> _What needs to be done_
Give the records back in full, exactly as they read.

— Begin Records for the exercise —

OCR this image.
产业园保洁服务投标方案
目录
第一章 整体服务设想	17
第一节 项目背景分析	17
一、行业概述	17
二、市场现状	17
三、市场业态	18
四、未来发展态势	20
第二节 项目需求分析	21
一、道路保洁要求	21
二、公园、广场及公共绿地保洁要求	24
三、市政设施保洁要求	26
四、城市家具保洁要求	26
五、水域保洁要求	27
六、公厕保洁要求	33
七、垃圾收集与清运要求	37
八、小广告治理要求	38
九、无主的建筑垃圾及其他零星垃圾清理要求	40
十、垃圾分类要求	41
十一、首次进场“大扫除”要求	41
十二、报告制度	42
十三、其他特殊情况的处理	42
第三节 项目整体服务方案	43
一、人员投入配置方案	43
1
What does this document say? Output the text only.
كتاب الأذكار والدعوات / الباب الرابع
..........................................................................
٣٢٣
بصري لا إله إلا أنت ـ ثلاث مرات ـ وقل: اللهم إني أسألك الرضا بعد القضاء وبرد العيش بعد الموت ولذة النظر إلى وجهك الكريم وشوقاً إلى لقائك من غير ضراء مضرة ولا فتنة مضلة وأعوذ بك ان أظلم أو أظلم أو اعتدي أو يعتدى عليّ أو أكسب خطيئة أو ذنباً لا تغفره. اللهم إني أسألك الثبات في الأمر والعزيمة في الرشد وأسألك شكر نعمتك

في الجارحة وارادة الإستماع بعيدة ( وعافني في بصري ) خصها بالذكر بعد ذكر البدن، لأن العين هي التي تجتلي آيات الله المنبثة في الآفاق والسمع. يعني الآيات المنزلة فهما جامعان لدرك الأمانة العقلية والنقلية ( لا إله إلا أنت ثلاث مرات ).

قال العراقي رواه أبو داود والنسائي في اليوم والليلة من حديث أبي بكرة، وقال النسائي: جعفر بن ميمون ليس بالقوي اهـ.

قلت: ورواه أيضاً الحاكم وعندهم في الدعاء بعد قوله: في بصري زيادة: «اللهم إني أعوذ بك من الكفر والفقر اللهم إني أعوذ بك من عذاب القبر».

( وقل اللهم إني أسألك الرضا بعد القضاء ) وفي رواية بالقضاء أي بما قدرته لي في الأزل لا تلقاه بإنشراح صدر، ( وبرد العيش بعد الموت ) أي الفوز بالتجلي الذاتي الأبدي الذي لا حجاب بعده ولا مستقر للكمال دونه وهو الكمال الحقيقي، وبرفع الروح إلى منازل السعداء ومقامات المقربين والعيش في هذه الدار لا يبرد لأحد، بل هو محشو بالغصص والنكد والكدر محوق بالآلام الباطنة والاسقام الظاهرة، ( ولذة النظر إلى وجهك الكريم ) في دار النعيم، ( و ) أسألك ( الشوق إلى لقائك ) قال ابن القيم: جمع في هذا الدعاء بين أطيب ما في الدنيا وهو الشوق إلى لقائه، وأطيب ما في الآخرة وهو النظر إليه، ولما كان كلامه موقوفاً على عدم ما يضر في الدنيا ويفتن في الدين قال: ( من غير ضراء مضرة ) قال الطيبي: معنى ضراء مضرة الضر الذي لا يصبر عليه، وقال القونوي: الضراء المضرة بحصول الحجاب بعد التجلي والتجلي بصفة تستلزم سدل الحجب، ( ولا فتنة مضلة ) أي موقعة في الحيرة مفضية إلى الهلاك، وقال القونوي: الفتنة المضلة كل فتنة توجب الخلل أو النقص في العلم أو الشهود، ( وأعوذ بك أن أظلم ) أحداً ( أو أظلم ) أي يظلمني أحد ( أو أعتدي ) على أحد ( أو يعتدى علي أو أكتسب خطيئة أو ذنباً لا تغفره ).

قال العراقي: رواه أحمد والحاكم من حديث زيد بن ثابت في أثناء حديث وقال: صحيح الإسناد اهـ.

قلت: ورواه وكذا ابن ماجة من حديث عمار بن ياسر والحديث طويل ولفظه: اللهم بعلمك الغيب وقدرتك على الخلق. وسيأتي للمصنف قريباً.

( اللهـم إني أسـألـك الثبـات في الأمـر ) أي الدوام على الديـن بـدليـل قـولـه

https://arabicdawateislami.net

— End Records for the exercise —

> _Written response_
OCR this image.
产业园保洁服务投标方案
目录
第一章 整体服务设想	17
第一节 项目背景分析	17
一、行业概述	17
二、市场现状	17
三、市场业态	18
四、未来发展态势	20
第二节 项目需求分析	21
一、道路保洁要求	21
二、公园、广场及公共绿地保洁要求	24
三、市政设施保洁要求	26
四、城市家具保洁要求	26
五、水域保洁要求	27
六、公厕保洁要求	33
七、垃圾收集与清运要求	37
八、小广告治理要求	38
九、无主的建筑垃圾及其他零星垃圾清理要求	40
十、垃圾分类要求	41
十一、首次进场“大扫除”要求	41
十二、报告制度	42
十三、其他特殊情况的处理	42
第三节 项目整体服务方案	43
一、人员投入配置方案	43
1
What does this document say? Output the text only.
كتاب الأذكار والدعوات / الباب الرابع
..........................................................................
٣٢٣
بصري لا إله إلا أنت ـ ثلاث مرات ـ وقل: اللهم إني أسألك الرضا بعد القضاء وبرد العيش بعد الموت ولذة النظر إلى وجهك الكريم وشوقاً إلى لقائك من غير ضراء مضرة ولا فتنة مضلة وأعوذ بك ان أظلم أو أظلم أو اعتدي أو يعتدى عليّ أو أكسب خطيئة أو ذنباً لا تغفره. اللهم إني أسألك الثبات في الأمر والعزيمة في الرشد وأسألك شكر نعمتك

في الجارحة وارادة الإستماع بعيدة ( وعافني في بصري ) خصها بالذكر بعد ذكر البدن، لأن العين هي التي تجتلي آيات الله المنبثة في الآفاق والسمع. يعني الآيات المنزلة فهما جامعان لدرك الأمانة العقلية والنقلية ( لا إله إلا أنت ثلاث مرات ).

قال العراقي رواه أبو داود والنسائي في اليوم والليلة من حديث أبي بكرة، وقال النسائي: جعفر بن ميمون ليس بالقوي اهـ.

قلت: ورواه أيضاً الحاكم وعندهم في الدعاء بعد قوله: في بصري زيادة: «اللهم إني أعوذ بك من الكفر والفقر اللهم إني أعوذ بك من عذاب القبر».

( وقل اللهم إني أسألك الرضا بعد القضاء ) وفي رواية بالقضاء أي بما قدرته لي في الأزل لا تلقاه بإنشراح صدر، ( وبرد العيش بعد الموت ) أي الفوز بالتجلي الذاتي الأبدي الذي لا حجاب بعده ولا مستقر للكمال دونه وهو الكمال الحقيقي، وبرفع الروح إلى منازل السعداء ومقامات المقربين والعيش في هذه الدار لا يبرد لأحد، بل هو محشو بالغصص والنكد والكدر محوق بالآلام الباطنة والاسقام الظاهرة، ( ولذة النظر إلى وجهك الكريم ) في دار النعيم، ( و ) أسألك ( الشوق إلى لقائك ) قال ابن القيم: جمع في هذا الدعاء بين أطيب ما في الدنيا وهو الشوق إلى لقائه، وأطيب ما في الآخرة وهو النظر إليه، ولما كان كلامه موقوفاً على عدم ما يضر في الدنيا ويفتن في الدين قال: ( من غير ضراء مضرة ) قال الطيبي: معنى ضراء مضرة الضر الذي لا يصبر عليه، وقال القونوي: الضراء المضرة بحصول الحجاب بعد التجلي والتجلي بصفة تستلزم سدل الحجب، ( ولا فتنة مضلة ) أي موقعة في الحيرة مفضية إلى الهلاك، وقال القونوي: الفتنة المضلة كل فتنة توجب الخلل أو النقص في العلم أو الشهود، ( وأعوذ بك أن أظلم ) أحداً ( أو أظلم ) أي يظلمني أحد ( أو أعتدي ) على أحد ( أو يعتدى علي أو أكتسب خطيئة أو ذنباً لا تغفره ).

قال العراقي: رواه أحمد والحاكم من حديث زيد بن ثابت في أثناء حديث وقال: صحيح الإسناد اهـ.

قلت: ورواه وكذا ابن ماجة من حديث عمار بن ياسر والحديث طويل ولفظه: اللهم بعلمك الغيب وقدرتك على الخلق. وسيأتي للمصنف قريباً.

( اللهـم إني أسـألـك الثبـات في الأمـر ) أي الدوام على الديـن بـدليـل قـولـه

https://arabicdawateislami.net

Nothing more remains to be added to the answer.